- [Task description] Output the full material exactly as it appears here.

╔══

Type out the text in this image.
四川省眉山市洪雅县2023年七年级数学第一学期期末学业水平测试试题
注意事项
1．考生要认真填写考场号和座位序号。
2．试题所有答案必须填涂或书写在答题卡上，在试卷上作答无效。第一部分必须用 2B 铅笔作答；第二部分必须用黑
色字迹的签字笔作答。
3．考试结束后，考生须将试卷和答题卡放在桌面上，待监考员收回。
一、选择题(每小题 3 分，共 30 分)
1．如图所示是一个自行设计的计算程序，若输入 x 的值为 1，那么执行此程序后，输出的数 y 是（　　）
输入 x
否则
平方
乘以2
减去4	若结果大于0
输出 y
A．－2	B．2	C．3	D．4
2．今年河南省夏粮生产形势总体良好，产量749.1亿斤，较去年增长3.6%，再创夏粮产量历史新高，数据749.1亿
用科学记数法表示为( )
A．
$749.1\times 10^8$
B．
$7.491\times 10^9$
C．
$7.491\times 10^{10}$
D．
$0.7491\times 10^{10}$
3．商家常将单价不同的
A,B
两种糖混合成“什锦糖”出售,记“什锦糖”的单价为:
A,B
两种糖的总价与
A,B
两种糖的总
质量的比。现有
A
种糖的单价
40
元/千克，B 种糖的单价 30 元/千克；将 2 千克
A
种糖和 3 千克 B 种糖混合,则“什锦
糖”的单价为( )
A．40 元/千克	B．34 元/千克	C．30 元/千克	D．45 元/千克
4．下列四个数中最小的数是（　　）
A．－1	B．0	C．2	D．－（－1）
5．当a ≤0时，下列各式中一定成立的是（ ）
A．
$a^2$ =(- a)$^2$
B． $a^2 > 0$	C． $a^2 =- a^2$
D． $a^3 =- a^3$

╚══

- [Solution for this problem]
Type out the text in this image.
四川省眉山市洪雅县2023年七年级数学第一学期期末学业水平测试试题
注意事项
1．考生要认真填写考场号和座位序号。
2．试题所有答案必须填涂或书写在答题卡上，在试卷上作答无效。第一部分必须用 2B 铅笔作答；第二部分必须用黑
色字迹的签字笔作答。
3．考试结束后，考生须将试卷和答题卡放在桌面上，待监考员收回。
一、选择题(每小题 3 分，共 30 分)
1．如图所示是一个自行设计的计算程序，若输入 x 的值为 1，那么执行此程序后，输出的数 y 是（　　）
输入 x
否则
平方
乘以2
减去4	若结果大于0
输出 y
A．－2	B．2	C．3	D．4
2．今年河南省夏粮生产形势总体良好，产量749.1亿斤，较去年增长3.6%，再创夏粮产量历史新高，数据749.1亿
用科学记数法表示为( )
A．
$749.1\times 10^8$
B．
$7.491\times 10^9$
C．
$7.491\times 10^{10}$
D．
$0.7491\times 10^{10}$
3．商家常将单价不同的
A,B
两种糖混合成“什锦糖”出售,记“什锦糖”的单价为:
A,B
两种糖的总价与
A,B
两种糖的总
质量的比。现有
A
种糖的单价
40
元/千克，B 种糖的单价 30 元/千克；将 2 千克
A
种糖和 3 千克 B 种糖混合,则“什锦
糖”的单价为( )
A．40 元/千克	B．34 元/千克	C．30 元/千克	D．45 元/千克
4．下列四个数中最小的数是（　　）
A．－1	B．0	C．2	D．－（－1）
5．当a ≤0时，下列各式中一定成立的是（ ）
A．
$a^2$ =(- a)$^2$
B． $a^2 > 0$	C． $a^2 =- a^2$
D． $a^3 =- a^3$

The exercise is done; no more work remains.